* Task prompt
Return the material word for word. Do not include the pictures.

* Material for the task
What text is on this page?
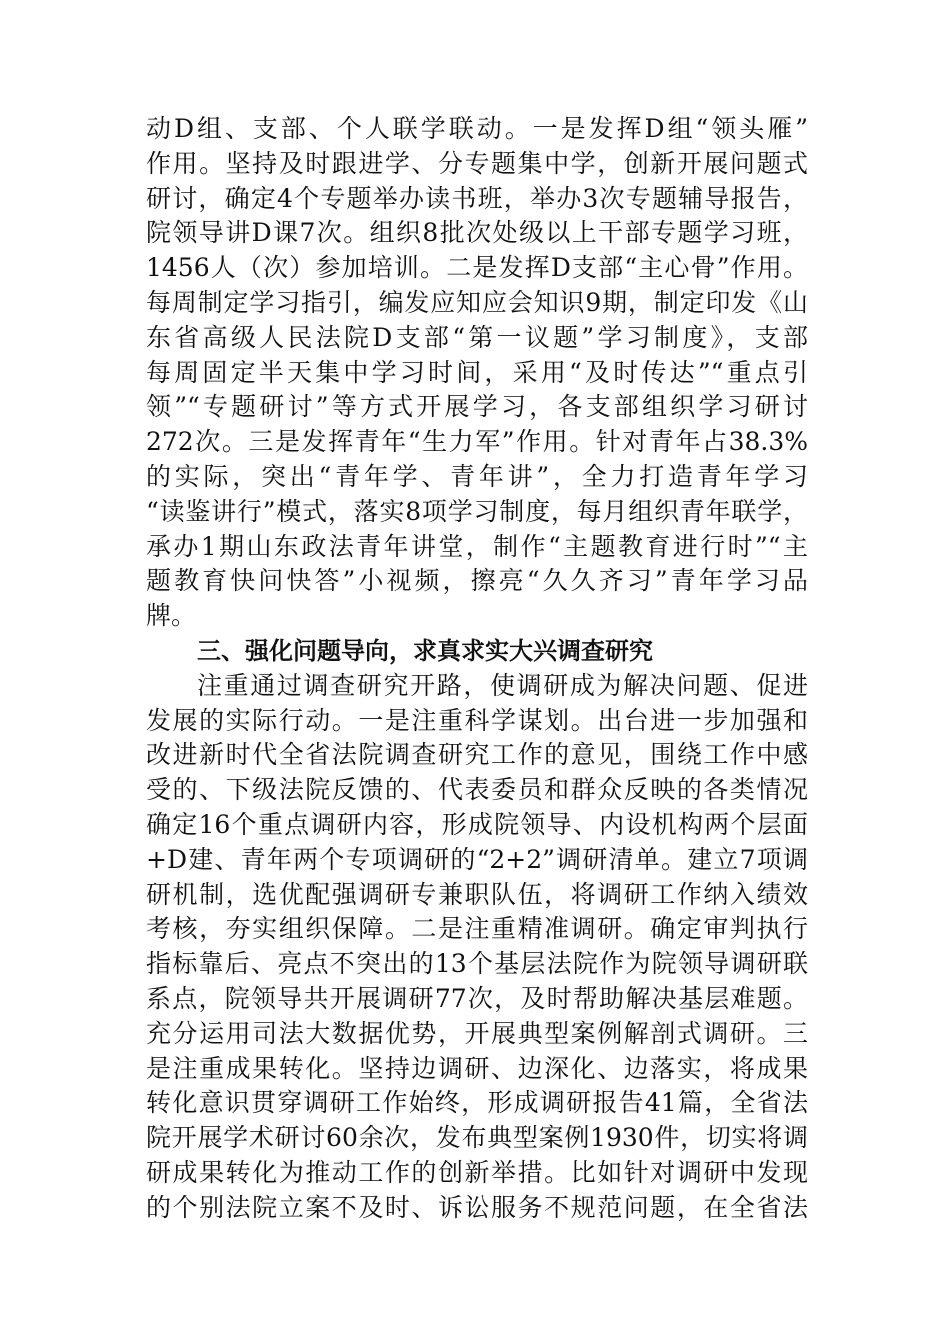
动D组、支部、个人联学联动。一是发挥D组“领头雁”
作用。坚持及时跟进学、分专题集中学，创新开展问题式
研讨，确定4个专题举办读书班，举办3次专题辅导报告，
院领导讲D课7次。组织8批次处级以上干部专题学习班，
1456人（次）参加培训。二是发挥D支部“主心骨”作用。
每周制定学习指引，编发应知应会知识9期，制定印发《山
东省高级人民法院D支部“第一议题”学习制度》，支部
每周固定半天集中学习时间，采用“及时传达”“重点引
领”“专题研讨”等方式开展学习，各支部组织学习研讨
272次。三是发挥青年“生力军”作用。针对青年占38.3%
的实际，突出“青年学、青年讲”，全力打造青年学习
“读鉴讲行”模式，落实8项学习制度，每月组织青年联学，
承办1期山东政法青年讲堂，制作“主题教育进行时”“主
题教育快问快答”小视频，擦亮“久久齐习”青年学习品
牌。
三、强化问题导向，求真求实大兴调查研究
注重通过调查研究开路，使调研成为解决问题、促进
发展的实际行动。一是注重科学谋划。出台进一步加强和
改进新时代全省法院调查研究工作的意见，围绕工作中感
受的、下级法院反馈的、代表委员和群众反映的各类情况
确定16个重点调研内容，形成院领导、内设机构两个层面
+D建、青年两个专项调研的“2+2”调研清单。建立7项调
研机制，选优配强调研专兼职队伍，将调研工作纳入绩效
考核，夯实组织保障。二是注重精准调研。确定审判执行
指标靠后、亮点不突出的13个基层法院作为院领导调研联
系点，院领导共开展调研77次，及时帮助解决基层难题。
充分运用司法大数据优势，开展典型案例解剖式调研。三
是注重成果转化。坚持边调研、边深化、边落实，将成果
转化意识贯穿调研工作始终，形成调研报告41篇，全省法
院开展学术研讨60余次，发布典型案例1930件，切实将调
研成果转化为推动工作的创新举措。比如针对调研中发现
的个别法院立案不及时、诉讼服务不规范问题，在全省法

* Answer below
What text is on this page?
动D组、支部、个人联学联动。一是发挥D组“领头雁”
作用。坚持及时跟进学、分专题集中学，创新开展问题式
研讨，确定4个专题举办读书班，举办3次专题辅导报告，
院领导讲D课7次。组织8批次处级以上干部专题学习班，
1456人（次）参加培训。二是发挥D支部“主心骨”作用。
每周制定学习指引，编发应知应会知识9期，制定印发《山
东省高级人民法院D支部“第一议题”学习制度》，支部
每周固定半天集中学习时间，采用“及时传达”“重点引
领”“专题研讨”等方式开展学习，各支部组织学习研讨
272次。三是发挥青年“生力军”作用。针对青年占38.3%
的实际，突出“青年学、青年讲”，全力打造青年学习
“读鉴讲行”模式，落实8项学习制度，每月组织青年联学，
承办1期山东政法青年讲堂，制作“主题教育进行时”“主
题教育快问快答”小视频，擦亮“久久齐习”青年学习品
牌。
三、强化问题导向，求真求实大兴调查研究
注重通过调查研究开路，使调研成为解决问题、促进
发展的实际行动。一是注重科学谋划。出台进一步加强和
改进新时代全省法院调查研究工作的意见，围绕工作中感
受的、下级法院反馈的、代表委员和群众反映的各类情况
确定16个重点调研内容，形成院领导、内设机构两个层面
+D建、青年两个专项调研的“2+2”调研清单。建立7项调
研机制，选优配强调研专兼职队伍，将调研工作纳入绩效
考核，夯实组织保障。二是注重精准调研。确定审判执行
指标靠后、亮点不突出的13个基层法院作为院领导调研联
系点，院领导共开展调研77次，及时帮助解决基层难题。
充分运用司法大数据优势，开展典型案例解剖式调研。三
是注重成果转化。坚持边调研、边深化、边落实，将成果
转化意识贯穿调研工作始终，形成调研报告41篇，全省法
院开展学术研讨60余次，发布典型案例1930件，切实将调
研成果转化为推动工作的创新举措。比如针对调研中发现
的个别法院立案不及时、诉讼服务不规范问题，在全省法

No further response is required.